Single out the lines that include the word "color". Copy them.
::: MATERIAL :::
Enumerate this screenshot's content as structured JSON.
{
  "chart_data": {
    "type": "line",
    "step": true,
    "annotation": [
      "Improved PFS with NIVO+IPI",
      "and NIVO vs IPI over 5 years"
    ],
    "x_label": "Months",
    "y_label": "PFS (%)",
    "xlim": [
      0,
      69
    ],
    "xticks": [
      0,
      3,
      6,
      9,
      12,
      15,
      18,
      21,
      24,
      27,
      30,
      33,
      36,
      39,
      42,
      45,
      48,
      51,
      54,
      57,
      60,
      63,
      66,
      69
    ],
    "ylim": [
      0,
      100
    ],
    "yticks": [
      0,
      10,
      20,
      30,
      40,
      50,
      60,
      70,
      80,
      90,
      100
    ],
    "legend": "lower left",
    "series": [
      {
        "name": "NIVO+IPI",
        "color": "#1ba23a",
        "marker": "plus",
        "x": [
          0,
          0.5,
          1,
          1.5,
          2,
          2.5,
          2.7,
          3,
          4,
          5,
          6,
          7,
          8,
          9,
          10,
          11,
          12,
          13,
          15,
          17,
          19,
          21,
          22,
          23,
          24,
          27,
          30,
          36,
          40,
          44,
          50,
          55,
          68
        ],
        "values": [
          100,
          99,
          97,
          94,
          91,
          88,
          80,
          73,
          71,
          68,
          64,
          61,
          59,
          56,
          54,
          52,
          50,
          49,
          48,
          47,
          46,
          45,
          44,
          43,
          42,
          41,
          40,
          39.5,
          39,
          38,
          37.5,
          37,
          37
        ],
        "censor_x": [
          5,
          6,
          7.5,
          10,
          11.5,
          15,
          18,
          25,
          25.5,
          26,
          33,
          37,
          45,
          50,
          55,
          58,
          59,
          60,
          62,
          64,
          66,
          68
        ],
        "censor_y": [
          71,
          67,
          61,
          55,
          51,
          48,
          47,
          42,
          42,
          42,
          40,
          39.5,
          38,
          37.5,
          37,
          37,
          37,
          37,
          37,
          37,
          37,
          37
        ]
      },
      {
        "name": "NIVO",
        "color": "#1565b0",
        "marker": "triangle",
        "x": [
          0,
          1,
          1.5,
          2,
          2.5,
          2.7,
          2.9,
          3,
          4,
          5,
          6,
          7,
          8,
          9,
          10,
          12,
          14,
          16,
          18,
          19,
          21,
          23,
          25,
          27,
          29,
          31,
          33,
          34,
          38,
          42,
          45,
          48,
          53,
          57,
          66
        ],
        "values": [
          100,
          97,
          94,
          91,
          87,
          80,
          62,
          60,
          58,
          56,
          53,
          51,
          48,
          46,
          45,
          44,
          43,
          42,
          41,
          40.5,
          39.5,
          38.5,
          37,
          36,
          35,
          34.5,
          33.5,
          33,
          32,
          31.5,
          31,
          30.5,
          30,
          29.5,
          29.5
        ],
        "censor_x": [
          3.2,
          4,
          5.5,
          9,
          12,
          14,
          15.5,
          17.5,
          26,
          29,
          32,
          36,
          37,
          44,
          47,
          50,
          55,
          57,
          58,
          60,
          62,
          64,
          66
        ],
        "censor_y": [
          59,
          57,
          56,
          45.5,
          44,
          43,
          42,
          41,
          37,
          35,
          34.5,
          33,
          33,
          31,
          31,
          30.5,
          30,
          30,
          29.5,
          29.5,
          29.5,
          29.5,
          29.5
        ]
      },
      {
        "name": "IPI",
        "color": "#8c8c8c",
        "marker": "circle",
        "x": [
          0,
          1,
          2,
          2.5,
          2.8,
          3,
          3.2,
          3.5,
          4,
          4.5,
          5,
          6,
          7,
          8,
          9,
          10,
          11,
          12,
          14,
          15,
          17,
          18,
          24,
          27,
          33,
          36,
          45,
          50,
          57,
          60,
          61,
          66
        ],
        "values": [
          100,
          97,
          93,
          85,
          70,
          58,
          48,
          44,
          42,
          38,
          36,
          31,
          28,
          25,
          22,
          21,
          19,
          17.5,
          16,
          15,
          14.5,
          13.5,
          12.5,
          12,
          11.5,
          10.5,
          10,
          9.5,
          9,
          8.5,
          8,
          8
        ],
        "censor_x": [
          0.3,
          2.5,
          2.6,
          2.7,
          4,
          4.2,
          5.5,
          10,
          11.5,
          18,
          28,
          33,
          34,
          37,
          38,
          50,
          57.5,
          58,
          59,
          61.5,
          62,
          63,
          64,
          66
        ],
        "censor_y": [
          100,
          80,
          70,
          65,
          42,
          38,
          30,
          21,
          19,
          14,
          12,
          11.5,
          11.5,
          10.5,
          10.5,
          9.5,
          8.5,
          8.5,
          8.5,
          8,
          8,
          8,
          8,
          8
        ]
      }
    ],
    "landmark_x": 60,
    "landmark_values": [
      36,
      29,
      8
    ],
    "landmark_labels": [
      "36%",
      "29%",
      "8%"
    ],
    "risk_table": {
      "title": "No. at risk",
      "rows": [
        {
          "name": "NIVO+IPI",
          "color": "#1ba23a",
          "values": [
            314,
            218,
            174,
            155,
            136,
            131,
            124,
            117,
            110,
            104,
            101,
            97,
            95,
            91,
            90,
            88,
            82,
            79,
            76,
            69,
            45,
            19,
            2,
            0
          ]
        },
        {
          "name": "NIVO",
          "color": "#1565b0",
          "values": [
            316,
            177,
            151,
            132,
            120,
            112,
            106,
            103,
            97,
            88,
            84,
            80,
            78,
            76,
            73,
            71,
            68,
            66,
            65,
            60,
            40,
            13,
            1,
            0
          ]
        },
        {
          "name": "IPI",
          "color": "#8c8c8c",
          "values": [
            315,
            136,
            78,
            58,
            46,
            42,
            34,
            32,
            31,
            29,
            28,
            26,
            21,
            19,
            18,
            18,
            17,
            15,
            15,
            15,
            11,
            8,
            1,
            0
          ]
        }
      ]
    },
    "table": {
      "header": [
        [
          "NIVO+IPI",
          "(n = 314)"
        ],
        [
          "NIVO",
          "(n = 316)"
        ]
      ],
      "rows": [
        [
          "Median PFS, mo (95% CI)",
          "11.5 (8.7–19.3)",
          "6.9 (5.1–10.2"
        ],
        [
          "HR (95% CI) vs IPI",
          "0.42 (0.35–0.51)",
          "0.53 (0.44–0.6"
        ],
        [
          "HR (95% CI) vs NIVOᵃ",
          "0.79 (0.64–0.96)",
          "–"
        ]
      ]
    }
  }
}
:::
**WRITTEN RESPONSE:**
        "color": "#1ba23a",
        "color": "#1565b0",
        "color": "#8c8c8c",
          "color": "#1ba23a",
          "color": "#1565b0",
          "color": "#8c8c8c",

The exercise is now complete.